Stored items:
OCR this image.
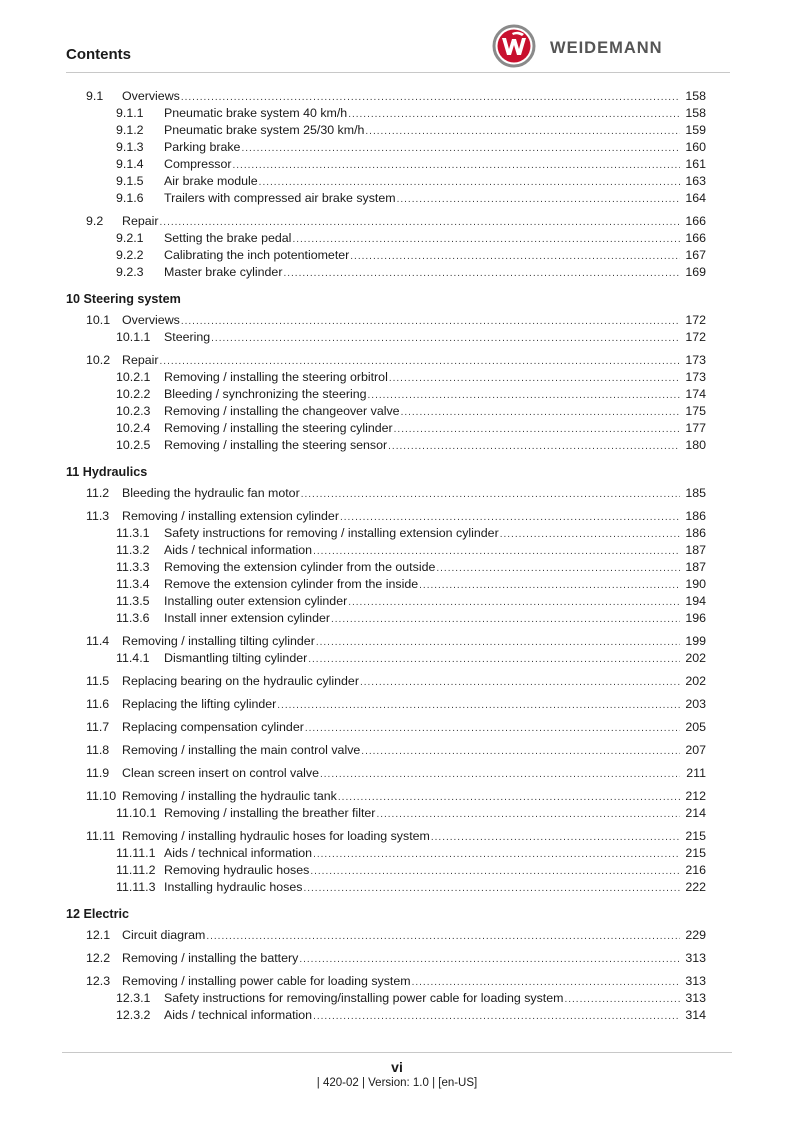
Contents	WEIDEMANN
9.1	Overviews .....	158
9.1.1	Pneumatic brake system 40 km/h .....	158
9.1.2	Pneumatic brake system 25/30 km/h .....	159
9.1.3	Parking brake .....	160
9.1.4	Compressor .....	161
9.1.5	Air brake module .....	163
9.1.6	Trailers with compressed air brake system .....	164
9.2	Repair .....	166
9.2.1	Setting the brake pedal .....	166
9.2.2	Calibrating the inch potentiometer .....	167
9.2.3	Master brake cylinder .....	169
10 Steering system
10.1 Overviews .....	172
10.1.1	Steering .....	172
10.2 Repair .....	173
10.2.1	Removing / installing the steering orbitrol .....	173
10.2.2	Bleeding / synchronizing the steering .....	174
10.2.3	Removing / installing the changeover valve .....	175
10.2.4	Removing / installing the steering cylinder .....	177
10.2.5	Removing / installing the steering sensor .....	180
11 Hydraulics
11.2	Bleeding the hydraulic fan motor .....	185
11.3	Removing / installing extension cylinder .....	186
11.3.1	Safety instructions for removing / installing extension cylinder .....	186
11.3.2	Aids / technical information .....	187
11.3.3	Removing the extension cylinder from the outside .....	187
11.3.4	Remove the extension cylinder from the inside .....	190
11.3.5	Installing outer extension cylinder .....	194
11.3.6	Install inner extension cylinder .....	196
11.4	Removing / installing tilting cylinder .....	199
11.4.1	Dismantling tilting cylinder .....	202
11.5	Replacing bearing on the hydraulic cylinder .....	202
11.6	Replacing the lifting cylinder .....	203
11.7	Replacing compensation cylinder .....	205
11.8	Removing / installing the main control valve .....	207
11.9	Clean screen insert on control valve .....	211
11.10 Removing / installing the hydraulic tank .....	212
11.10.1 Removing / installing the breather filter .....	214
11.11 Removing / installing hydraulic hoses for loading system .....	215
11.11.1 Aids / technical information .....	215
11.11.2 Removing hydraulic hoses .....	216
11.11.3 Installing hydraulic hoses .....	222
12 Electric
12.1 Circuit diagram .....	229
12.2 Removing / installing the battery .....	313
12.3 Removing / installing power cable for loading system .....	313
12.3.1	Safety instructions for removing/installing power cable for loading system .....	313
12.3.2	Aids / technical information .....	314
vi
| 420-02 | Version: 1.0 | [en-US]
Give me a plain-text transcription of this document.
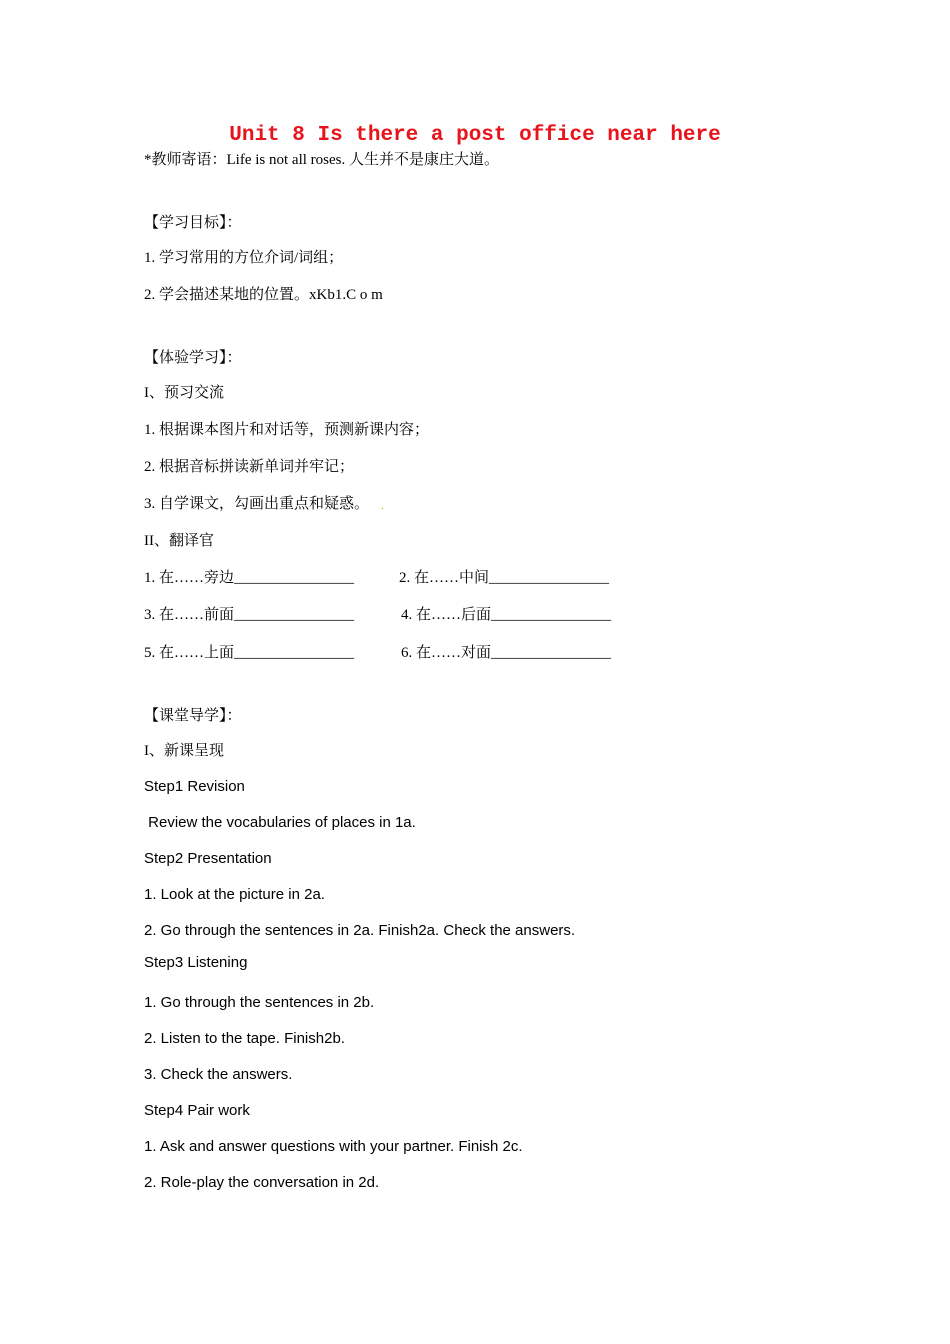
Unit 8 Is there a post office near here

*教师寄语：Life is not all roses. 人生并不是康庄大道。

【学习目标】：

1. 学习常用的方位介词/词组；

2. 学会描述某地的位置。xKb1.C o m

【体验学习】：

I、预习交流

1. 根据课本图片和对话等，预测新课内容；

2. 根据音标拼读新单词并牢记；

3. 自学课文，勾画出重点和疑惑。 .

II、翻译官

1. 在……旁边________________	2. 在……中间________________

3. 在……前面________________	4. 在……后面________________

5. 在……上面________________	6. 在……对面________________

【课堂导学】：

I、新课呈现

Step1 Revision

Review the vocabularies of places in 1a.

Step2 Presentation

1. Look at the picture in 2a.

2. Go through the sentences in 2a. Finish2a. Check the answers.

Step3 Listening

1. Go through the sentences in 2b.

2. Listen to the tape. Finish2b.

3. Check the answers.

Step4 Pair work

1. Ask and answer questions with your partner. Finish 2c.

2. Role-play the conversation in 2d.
...
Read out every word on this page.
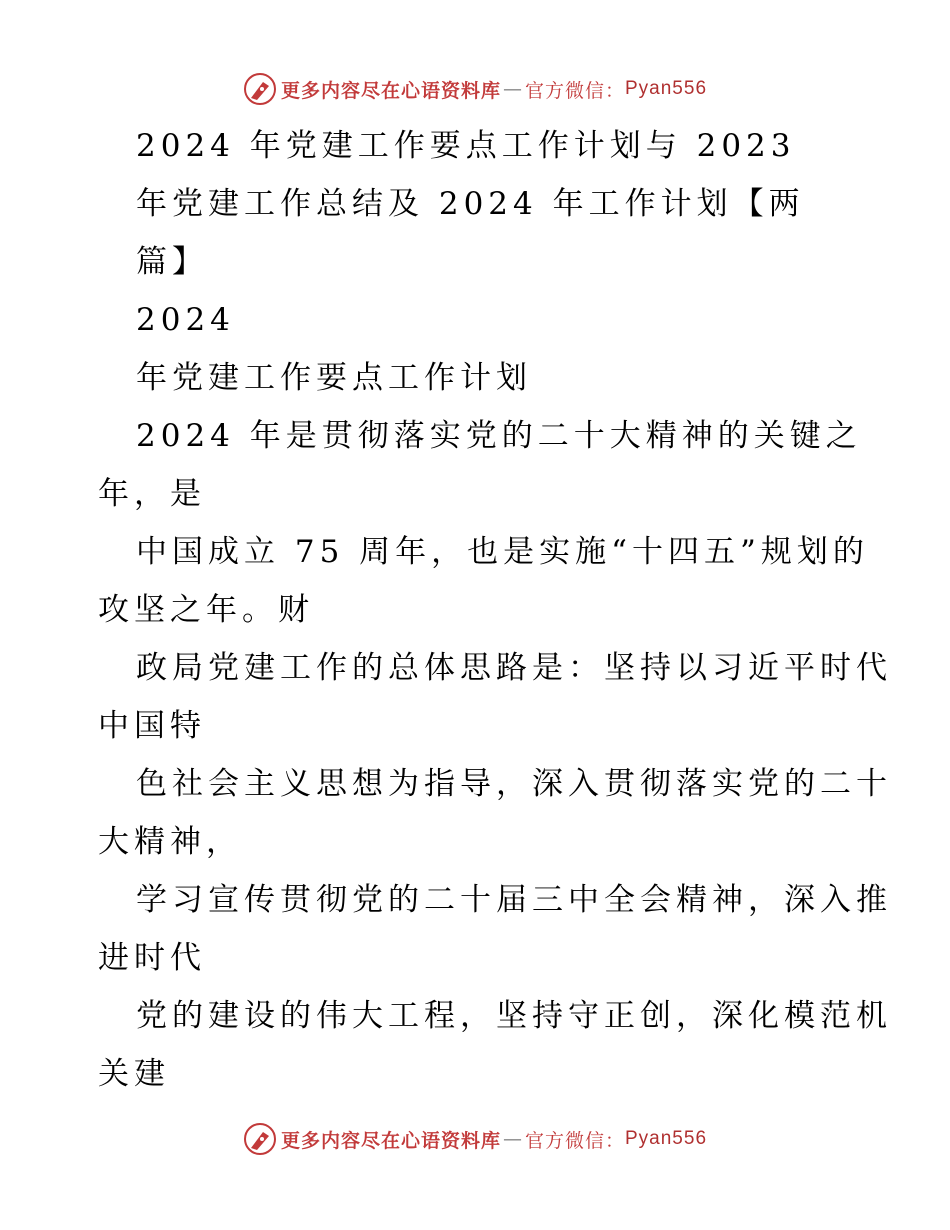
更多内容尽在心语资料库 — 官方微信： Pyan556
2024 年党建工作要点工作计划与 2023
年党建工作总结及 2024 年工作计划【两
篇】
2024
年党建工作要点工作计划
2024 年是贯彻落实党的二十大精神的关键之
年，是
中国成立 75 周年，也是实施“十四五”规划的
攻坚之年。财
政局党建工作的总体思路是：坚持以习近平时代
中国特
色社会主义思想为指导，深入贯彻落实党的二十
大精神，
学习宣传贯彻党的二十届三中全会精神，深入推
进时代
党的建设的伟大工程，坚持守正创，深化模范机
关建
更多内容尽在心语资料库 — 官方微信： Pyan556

Exercise requirements>
Give the count of lines containing "Check", with no added text.

Full answer>
2